Written request:
Report how many lines of the following entries include the string "upon"; respond with the number alone.

Provided information:

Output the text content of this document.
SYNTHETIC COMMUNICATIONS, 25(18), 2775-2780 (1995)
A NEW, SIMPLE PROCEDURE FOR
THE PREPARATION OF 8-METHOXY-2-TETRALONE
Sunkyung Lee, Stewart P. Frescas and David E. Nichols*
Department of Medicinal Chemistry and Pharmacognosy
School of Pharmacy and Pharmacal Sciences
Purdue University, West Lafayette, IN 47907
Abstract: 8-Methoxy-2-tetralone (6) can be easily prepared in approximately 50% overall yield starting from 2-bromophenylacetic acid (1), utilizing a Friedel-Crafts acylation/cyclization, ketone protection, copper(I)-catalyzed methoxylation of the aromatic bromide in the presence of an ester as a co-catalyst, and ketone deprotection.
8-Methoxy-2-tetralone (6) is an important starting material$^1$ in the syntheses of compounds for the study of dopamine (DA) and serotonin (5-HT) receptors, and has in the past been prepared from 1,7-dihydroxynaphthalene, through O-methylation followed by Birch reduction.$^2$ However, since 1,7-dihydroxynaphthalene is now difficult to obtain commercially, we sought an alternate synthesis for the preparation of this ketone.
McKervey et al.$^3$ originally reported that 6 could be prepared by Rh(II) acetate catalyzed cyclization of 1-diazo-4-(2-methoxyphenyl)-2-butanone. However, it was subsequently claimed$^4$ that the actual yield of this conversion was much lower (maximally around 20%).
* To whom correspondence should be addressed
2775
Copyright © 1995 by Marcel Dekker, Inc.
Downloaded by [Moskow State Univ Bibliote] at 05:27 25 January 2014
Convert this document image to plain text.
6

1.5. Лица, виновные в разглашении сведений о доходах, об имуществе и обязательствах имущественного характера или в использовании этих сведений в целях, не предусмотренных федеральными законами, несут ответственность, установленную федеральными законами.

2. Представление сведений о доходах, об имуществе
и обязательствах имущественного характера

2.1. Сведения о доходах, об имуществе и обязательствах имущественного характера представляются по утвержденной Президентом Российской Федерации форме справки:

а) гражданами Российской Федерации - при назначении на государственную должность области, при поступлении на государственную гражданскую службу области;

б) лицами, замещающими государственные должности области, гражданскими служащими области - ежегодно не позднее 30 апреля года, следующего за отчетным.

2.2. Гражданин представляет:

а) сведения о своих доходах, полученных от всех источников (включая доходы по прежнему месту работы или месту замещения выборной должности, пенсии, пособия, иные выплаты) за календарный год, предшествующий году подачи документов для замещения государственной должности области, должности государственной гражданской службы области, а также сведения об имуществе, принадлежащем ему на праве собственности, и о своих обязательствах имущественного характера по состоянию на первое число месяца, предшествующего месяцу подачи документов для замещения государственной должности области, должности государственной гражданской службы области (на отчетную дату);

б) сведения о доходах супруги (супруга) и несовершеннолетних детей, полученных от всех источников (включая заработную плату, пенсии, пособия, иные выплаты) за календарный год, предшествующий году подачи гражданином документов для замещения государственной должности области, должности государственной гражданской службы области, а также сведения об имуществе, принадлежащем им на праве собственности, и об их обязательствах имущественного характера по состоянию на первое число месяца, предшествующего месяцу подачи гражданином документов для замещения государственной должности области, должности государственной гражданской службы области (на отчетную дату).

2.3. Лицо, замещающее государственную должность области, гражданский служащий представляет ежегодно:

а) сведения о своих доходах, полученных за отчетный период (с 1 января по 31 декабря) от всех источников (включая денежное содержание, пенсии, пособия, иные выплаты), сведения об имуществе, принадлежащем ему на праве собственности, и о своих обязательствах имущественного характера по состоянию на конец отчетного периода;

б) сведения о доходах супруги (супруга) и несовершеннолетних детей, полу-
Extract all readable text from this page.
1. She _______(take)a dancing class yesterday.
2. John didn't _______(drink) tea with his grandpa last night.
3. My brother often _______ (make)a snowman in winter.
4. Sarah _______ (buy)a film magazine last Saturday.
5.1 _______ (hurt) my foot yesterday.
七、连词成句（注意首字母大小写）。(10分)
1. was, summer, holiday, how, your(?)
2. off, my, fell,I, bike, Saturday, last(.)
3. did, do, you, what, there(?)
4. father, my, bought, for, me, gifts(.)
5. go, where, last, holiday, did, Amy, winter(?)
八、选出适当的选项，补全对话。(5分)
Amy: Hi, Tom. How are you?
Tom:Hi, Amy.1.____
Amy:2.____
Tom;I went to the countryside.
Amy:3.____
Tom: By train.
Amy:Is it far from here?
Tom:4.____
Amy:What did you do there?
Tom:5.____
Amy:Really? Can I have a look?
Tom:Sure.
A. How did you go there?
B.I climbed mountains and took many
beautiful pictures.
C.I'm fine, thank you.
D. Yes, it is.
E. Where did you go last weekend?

==

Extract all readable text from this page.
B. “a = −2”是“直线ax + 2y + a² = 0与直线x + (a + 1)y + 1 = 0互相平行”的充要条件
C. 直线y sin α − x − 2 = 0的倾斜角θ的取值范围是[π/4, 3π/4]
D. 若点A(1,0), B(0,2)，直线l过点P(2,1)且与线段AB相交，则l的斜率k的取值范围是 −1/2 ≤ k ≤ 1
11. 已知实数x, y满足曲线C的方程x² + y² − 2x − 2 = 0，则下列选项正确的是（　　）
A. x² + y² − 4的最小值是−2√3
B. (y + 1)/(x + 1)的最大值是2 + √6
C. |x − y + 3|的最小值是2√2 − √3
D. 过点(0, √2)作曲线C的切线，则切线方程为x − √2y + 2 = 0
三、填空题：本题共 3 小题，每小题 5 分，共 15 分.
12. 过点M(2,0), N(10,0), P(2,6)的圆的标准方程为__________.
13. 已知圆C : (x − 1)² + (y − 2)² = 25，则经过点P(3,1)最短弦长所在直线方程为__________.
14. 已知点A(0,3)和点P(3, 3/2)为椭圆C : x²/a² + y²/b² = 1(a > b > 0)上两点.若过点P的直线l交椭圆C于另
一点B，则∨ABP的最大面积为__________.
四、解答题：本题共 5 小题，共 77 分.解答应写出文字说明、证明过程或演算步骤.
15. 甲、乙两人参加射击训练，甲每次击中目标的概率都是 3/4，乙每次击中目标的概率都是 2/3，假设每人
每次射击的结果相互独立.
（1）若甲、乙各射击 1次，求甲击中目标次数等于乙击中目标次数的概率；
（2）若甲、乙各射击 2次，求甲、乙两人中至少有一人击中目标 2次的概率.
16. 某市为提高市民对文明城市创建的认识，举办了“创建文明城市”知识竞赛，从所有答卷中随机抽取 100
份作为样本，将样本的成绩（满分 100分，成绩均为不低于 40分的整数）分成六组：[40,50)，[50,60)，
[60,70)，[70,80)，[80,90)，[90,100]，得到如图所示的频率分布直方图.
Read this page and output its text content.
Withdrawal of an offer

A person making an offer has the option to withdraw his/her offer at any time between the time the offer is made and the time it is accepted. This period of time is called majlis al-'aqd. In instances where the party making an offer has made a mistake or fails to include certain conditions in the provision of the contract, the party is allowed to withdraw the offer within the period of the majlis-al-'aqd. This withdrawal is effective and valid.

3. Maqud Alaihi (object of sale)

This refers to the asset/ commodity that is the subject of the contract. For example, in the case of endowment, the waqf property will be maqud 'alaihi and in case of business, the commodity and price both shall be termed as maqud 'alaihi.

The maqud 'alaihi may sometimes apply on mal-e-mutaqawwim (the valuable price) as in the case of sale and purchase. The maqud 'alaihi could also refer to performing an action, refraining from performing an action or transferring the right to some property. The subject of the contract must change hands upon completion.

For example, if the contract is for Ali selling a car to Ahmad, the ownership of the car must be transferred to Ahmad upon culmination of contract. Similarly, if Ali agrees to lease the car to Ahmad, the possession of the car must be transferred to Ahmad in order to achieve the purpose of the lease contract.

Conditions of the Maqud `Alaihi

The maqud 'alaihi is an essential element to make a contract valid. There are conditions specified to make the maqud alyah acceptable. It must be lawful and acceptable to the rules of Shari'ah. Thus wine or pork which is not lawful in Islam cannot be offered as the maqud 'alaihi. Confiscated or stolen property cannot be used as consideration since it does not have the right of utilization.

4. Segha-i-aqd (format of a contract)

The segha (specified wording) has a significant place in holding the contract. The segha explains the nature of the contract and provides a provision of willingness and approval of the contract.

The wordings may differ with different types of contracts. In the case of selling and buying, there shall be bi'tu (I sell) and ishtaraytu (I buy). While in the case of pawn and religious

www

Output:
2